▶ [Prompt]:
From the entries that follow, extract each line holding the string "text".

▶ [Entries provided]:
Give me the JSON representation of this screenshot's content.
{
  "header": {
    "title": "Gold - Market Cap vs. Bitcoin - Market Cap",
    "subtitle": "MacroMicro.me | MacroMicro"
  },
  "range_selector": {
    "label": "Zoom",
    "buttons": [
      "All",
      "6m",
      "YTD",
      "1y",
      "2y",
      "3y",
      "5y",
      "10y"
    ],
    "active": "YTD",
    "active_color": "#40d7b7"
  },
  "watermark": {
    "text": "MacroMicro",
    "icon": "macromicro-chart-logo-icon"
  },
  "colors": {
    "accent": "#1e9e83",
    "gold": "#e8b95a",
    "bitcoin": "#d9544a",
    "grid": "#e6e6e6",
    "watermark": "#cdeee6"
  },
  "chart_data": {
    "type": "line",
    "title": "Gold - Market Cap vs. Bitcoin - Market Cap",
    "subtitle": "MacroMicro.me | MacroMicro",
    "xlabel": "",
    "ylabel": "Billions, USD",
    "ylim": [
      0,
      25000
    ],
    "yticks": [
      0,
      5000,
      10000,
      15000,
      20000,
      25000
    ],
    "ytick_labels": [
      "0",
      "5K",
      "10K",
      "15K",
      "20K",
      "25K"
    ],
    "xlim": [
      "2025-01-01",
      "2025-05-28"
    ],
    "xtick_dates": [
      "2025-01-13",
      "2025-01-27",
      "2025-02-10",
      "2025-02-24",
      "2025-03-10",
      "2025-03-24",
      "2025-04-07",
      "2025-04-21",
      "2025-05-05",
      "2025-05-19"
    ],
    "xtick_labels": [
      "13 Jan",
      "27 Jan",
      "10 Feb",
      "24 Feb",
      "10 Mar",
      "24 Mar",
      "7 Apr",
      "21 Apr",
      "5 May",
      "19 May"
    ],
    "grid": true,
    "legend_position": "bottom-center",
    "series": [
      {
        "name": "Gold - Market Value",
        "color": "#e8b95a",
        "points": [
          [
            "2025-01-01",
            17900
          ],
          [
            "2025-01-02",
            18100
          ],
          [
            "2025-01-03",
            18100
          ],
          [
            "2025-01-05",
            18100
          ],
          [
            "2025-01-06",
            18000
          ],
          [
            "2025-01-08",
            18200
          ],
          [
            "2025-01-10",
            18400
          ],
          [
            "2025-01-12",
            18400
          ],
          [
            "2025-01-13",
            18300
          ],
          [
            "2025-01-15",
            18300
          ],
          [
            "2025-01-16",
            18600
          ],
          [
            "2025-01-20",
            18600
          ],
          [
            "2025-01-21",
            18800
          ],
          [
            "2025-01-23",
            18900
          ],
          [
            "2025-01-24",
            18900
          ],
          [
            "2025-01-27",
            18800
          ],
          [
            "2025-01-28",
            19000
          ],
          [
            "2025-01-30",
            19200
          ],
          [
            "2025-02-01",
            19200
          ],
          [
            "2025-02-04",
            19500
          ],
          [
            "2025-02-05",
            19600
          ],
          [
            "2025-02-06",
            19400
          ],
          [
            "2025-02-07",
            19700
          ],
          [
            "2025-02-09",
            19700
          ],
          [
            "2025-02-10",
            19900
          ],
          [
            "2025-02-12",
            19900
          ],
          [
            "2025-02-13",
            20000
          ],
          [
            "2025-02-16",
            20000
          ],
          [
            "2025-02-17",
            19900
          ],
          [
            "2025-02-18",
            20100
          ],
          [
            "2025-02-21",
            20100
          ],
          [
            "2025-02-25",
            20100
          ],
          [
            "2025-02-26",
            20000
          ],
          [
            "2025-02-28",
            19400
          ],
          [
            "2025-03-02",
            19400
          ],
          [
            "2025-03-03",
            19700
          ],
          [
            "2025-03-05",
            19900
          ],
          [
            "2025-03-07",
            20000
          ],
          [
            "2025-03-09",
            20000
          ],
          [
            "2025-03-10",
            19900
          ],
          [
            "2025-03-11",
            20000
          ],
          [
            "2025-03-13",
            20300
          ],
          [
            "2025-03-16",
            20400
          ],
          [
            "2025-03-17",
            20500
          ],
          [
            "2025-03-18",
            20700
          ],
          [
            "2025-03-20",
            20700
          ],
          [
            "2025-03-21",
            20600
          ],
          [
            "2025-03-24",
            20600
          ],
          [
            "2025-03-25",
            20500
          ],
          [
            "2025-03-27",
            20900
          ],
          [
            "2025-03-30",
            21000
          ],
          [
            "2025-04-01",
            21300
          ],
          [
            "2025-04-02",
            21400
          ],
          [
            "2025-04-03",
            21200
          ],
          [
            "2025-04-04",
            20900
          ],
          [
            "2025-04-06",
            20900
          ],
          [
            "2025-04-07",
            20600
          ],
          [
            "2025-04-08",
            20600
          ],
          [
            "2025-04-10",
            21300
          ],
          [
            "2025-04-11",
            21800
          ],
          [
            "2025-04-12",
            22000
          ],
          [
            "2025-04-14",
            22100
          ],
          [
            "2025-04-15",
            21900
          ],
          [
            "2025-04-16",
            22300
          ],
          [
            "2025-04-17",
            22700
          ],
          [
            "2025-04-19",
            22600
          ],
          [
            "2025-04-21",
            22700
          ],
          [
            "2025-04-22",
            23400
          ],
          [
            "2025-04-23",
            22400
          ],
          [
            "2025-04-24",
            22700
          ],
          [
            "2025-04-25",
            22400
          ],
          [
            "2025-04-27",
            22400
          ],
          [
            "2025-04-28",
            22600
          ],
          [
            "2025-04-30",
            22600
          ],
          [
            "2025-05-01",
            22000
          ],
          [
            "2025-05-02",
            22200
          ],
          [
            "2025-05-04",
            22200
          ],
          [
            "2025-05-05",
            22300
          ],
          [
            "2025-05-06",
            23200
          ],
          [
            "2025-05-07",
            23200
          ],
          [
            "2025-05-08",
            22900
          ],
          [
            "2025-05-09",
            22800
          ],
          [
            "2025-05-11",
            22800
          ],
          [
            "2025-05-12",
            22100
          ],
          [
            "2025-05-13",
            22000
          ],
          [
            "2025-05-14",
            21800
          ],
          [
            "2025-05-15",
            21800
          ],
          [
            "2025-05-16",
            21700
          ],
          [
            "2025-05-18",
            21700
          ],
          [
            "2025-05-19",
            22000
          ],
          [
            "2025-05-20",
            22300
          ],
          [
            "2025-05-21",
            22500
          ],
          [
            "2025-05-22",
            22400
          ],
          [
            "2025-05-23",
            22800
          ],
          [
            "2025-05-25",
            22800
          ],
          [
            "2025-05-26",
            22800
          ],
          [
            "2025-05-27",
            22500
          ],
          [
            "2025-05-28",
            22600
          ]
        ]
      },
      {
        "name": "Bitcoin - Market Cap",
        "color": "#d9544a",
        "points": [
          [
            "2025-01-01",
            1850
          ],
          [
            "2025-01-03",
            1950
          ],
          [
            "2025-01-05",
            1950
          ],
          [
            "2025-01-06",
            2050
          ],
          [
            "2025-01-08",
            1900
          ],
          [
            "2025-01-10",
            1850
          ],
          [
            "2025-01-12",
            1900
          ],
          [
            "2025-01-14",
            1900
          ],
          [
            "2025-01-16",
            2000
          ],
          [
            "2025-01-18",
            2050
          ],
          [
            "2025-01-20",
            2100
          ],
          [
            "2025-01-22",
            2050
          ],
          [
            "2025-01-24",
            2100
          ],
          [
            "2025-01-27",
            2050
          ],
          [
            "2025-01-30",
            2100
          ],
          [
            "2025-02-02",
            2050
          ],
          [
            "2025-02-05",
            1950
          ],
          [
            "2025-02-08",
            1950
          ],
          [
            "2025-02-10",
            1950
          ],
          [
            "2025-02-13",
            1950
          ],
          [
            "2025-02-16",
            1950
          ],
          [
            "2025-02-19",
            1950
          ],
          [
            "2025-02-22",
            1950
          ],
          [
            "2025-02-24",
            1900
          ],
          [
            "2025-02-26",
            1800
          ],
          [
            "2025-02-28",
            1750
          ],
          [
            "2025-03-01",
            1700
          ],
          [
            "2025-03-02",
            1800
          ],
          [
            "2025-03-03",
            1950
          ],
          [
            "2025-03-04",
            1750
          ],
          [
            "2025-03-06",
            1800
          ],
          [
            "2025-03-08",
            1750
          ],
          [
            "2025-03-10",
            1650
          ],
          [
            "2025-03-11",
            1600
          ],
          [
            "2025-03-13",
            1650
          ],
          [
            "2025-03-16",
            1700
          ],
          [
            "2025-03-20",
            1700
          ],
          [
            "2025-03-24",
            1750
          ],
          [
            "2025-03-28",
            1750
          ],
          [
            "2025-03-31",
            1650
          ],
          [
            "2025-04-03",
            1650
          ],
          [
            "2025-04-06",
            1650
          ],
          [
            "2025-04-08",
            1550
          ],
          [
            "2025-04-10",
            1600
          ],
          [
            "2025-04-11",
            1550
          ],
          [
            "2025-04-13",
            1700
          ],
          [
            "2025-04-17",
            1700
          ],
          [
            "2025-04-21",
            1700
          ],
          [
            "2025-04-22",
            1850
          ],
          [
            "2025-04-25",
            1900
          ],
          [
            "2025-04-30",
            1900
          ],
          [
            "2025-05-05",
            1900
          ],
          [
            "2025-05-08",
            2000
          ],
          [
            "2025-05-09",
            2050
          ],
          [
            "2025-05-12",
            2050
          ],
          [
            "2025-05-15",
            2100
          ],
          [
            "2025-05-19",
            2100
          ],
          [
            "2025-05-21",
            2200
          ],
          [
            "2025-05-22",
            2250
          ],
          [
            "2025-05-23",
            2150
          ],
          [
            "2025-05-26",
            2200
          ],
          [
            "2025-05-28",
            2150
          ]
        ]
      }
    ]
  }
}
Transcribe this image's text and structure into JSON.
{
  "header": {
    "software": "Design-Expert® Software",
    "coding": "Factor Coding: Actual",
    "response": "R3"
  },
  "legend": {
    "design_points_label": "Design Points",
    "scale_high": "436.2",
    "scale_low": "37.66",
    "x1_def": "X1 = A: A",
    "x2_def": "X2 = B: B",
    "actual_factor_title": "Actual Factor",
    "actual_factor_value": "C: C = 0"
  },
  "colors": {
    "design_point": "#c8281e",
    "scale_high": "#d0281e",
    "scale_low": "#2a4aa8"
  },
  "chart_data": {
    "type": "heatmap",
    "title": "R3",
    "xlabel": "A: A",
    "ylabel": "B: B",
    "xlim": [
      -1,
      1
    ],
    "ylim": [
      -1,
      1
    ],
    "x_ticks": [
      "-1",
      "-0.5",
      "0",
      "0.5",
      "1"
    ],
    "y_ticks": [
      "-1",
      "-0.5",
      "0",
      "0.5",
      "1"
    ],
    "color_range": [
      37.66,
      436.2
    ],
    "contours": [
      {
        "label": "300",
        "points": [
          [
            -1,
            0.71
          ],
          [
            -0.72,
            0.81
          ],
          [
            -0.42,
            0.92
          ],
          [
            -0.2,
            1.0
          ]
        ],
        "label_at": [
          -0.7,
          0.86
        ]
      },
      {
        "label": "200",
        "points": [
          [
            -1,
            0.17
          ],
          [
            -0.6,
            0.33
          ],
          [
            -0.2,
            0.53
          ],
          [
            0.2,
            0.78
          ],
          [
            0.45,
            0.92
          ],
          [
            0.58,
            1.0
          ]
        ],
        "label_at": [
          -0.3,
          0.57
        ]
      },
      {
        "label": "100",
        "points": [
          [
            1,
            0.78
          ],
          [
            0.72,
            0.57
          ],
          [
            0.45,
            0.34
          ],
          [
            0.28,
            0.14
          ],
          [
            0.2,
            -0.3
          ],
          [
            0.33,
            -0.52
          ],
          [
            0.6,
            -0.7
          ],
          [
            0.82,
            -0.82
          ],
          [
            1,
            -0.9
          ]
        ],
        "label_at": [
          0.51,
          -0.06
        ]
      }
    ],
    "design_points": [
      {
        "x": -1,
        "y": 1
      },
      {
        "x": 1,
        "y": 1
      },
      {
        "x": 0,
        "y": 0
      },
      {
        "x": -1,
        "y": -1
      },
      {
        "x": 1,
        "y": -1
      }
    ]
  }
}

▶ [Right answer]:
    "text": "MacroMicro",
Transcribe this image's text and structure into JSON.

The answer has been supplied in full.